## GIVEN DATA
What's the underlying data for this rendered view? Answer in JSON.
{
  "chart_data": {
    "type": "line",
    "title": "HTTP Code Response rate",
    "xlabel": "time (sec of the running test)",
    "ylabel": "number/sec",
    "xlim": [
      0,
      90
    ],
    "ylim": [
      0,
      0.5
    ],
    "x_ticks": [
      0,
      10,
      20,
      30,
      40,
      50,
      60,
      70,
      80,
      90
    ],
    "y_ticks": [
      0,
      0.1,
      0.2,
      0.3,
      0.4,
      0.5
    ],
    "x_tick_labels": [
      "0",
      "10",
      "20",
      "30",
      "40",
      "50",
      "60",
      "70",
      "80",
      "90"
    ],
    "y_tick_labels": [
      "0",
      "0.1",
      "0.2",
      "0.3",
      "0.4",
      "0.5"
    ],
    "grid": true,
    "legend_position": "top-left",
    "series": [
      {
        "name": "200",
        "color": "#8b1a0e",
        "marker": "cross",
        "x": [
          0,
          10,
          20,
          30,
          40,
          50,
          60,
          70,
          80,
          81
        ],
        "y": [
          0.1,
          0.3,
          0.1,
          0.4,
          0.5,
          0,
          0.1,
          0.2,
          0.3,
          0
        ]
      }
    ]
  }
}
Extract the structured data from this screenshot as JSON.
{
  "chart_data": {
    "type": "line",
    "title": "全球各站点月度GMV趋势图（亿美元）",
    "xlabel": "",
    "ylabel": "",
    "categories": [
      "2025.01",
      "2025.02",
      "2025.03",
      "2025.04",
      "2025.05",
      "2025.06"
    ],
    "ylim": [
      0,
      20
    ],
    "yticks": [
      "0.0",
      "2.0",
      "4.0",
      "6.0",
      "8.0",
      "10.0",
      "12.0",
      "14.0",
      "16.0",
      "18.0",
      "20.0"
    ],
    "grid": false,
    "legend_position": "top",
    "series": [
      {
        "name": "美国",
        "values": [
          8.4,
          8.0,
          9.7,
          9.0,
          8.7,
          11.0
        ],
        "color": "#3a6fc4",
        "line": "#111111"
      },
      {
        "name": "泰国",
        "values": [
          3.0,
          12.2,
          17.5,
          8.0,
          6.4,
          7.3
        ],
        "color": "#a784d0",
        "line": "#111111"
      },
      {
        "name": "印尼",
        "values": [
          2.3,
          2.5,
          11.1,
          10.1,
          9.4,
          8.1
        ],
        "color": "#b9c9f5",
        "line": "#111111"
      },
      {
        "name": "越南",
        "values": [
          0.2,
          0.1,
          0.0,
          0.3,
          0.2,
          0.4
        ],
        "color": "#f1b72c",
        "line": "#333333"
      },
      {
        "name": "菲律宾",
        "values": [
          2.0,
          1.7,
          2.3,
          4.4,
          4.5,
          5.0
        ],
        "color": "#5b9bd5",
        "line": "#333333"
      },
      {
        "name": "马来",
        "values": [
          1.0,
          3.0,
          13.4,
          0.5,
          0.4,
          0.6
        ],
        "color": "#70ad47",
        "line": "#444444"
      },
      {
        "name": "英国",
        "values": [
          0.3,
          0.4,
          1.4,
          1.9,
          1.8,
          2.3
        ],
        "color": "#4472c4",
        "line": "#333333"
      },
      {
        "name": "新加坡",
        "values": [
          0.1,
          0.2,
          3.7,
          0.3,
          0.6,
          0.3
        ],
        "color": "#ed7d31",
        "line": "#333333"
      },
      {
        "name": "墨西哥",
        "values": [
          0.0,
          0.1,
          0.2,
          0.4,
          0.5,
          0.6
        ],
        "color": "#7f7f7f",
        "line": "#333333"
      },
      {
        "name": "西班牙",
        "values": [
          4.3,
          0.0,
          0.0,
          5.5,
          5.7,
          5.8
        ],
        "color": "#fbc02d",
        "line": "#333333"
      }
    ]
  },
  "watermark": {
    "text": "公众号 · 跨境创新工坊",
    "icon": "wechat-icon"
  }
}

## CHALLENGE
Search the data above for the word "xlabel", then gather each line in which it appears.

## REPLY
    "xlabel": "time (sec of the running test)",
    "xlabel": "",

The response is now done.